EXERCISE OBJECTIVE
Quote all of the data exactly as given. Skip every picture it contains.

[Saved entries]
⁂

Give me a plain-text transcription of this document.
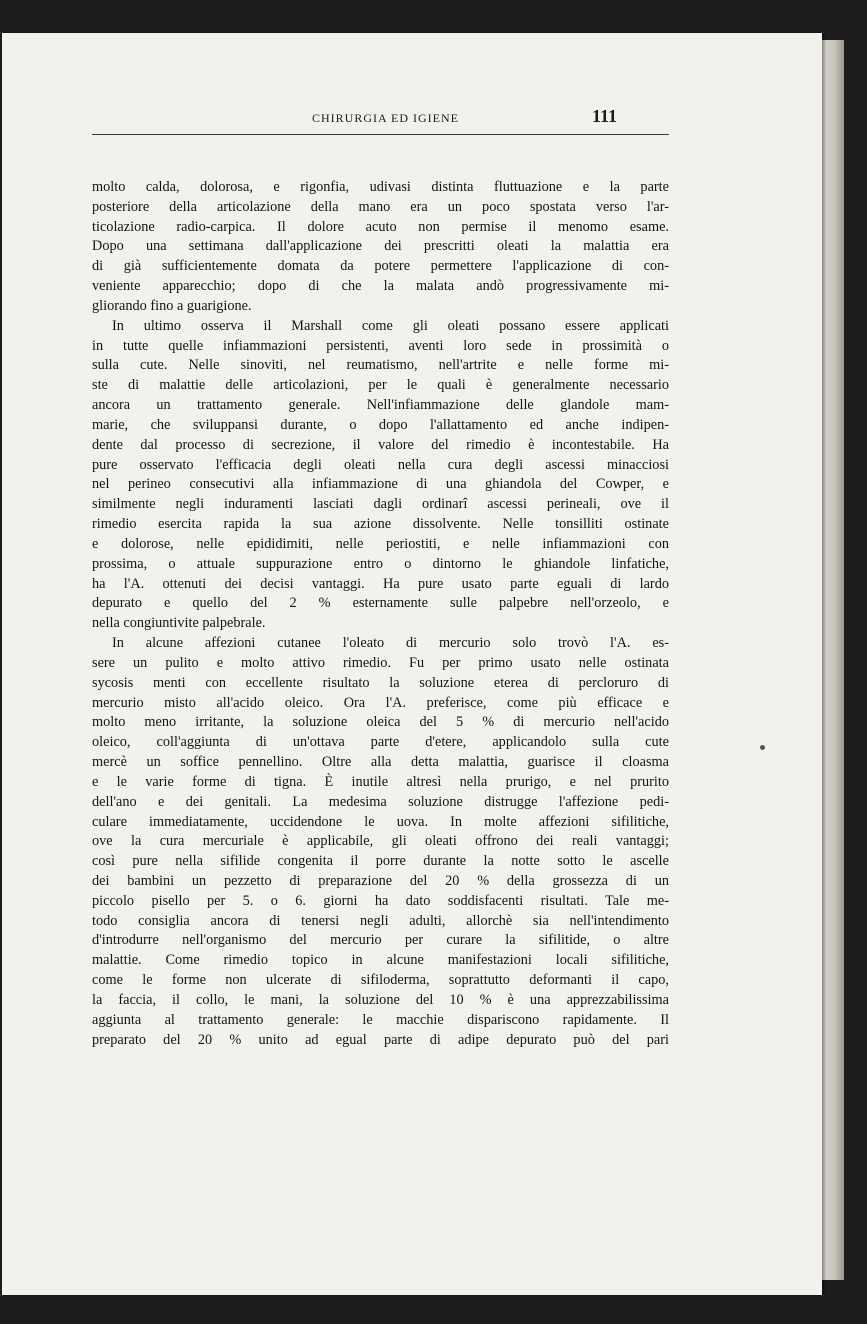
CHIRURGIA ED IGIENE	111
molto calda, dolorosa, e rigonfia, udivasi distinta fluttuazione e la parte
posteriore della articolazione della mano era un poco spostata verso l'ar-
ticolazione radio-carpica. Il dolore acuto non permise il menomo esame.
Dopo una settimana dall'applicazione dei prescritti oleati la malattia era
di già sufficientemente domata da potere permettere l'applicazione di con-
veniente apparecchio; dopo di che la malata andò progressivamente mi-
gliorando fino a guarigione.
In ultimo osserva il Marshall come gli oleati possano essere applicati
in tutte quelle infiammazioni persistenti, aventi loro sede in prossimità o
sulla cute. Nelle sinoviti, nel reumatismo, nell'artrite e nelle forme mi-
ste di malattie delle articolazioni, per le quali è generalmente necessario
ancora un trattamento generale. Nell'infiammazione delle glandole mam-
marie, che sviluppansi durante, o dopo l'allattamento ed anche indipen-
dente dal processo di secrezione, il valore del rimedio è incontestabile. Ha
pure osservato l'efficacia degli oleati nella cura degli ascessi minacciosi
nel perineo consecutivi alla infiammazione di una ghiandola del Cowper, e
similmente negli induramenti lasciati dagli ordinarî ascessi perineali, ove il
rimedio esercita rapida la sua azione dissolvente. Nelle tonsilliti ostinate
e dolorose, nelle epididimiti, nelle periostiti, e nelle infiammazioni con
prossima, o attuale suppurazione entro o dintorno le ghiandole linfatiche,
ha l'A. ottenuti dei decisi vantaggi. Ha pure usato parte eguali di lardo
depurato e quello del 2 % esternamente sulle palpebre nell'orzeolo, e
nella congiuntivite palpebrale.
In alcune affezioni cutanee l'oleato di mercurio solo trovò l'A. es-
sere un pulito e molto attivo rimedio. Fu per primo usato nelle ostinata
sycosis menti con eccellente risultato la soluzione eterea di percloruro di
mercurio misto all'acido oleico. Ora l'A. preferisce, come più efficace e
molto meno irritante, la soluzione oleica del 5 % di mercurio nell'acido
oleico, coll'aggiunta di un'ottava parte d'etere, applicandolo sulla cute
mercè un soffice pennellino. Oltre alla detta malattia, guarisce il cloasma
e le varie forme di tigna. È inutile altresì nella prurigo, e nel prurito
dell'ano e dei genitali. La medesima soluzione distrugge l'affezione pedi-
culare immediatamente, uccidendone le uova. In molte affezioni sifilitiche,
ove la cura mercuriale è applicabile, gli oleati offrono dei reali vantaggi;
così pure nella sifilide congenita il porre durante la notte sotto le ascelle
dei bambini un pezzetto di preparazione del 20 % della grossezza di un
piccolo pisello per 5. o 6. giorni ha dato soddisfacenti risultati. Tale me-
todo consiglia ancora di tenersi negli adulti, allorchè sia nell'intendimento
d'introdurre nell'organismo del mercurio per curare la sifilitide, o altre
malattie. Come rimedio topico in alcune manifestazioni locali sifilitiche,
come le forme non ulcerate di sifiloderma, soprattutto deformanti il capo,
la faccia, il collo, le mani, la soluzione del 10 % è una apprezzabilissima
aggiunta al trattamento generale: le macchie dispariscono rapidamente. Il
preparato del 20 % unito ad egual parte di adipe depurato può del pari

⁂

WRITTEN RESPONSE
Give me a plain-text transcription of this document.
CHIRURGIA ED IGIENE	111
molto calda, dolorosa, e rigonfia, udivasi distinta fluttuazione e la parte
posteriore della articolazione della mano era un poco spostata verso l'ar-
ticolazione radio-carpica. Il dolore acuto non permise il menomo esame.
Dopo una settimana dall'applicazione dei prescritti oleati la malattia era
di già sufficientemente domata da potere permettere l'applicazione di con-
veniente apparecchio; dopo di che la malata andò progressivamente mi-
gliorando fino a guarigione.
In ultimo osserva il Marshall come gli oleati possano essere applicati
in tutte quelle infiammazioni persistenti, aventi loro sede in prossimità o
sulla cute. Nelle sinoviti, nel reumatismo, nell'artrite e nelle forme mi-
ste di malattie delle articolazioni, per le quali è generalmente necessario
ancora un trattamento generale. Nell'infiammazione delle glandole mam-
marie, che sviluppansi durante, o dopo l'allattamento ed anche indipen-
dente dal processo di secrezione, il valore del rimedio è incontestabile. Ha
pure osservato l'efficacia degli oleati nella cura degli ascessi minacciosi
nel perineo consecutivi alla infiammazione di una ghiandola del Cowper, e
similmente negli induramenti lasciati dagli ordinarî ascessi perineali, ove il
rimedio esercita rapida la sua azione dissolvente. Nelle tonsilliti ostinate
e dolorose, nelle epididimiti, nelle periostiti, e nelle infiammazioni con
prossima, o attuale suppurazione entro o dintorno le ghiandole linfatiche,
ha l'A. ottenuti dei decisi vantaggi. Ha pure usato parte eguali di lardo
depurato e quello del 2 % esternamente sulle palpebre nell'orzeolo, e
nella congiuntivite palpebrale.
In alcune affezioni cutanee l'oleato di mercurio solo trovò l'A. es-
sere un pulito e molto attivo rimedio. Fu per primo usato nelle ostinata
sycosis menti con eccellente risultato la soluzione eterea di percloruro di
mercurio misto all'acido oleico. Ora l'A. preferisce, come più efficace e
molto meno irritante, la soluzione oleica del 5 % di mercurio nell'acido
oleico, coll'aggiunta di un'ottava parte d'etere, applicandolo sulla cute
mercè un soffice pennellino. Oltre alla detta malattia, guarisce il cloasma
e le varie forme di tigna. È inutile altresì nella prurigo, e nel prurito
dell'ano e dei genitali. La medesima soluzione distrugge l'affezione pedi-
culare immediatamente, uccidendone le uova. In molte affezioni sifilitiche,
ove la cura mercuriale è applicabile, gli oleati offrono dei reali vantaggi;
così pure nella sifilide congenita il porre durante la notte sotto le ascelle
dei bambini un pezzetto di preparazione del 20 % della grossezza di un
piccolo pisello per 5. o 6. giorni ha dato soddisfacenti risultati. Tale me-
todo consiglia ancora di tenersi negli adulti, allorchè sia nell'intendimento
d'introdurre nell'organismo del mercurio per curare la sifilitide, o altre
malattie. Come rimedio topico in alcune manifestazioni locali sifilitiche,
come le forme non ulcerate di sifiloderma, soprattutto deformanti il capo,
la faccia, il collo, le mani, la soluzione del 10 % è una apprezzabilissima
aggiunta al trattamento generale: le macchie dispariscono rapidamente. Il
preparato del 20 % unito ad egual parte di adipe depurato può del pari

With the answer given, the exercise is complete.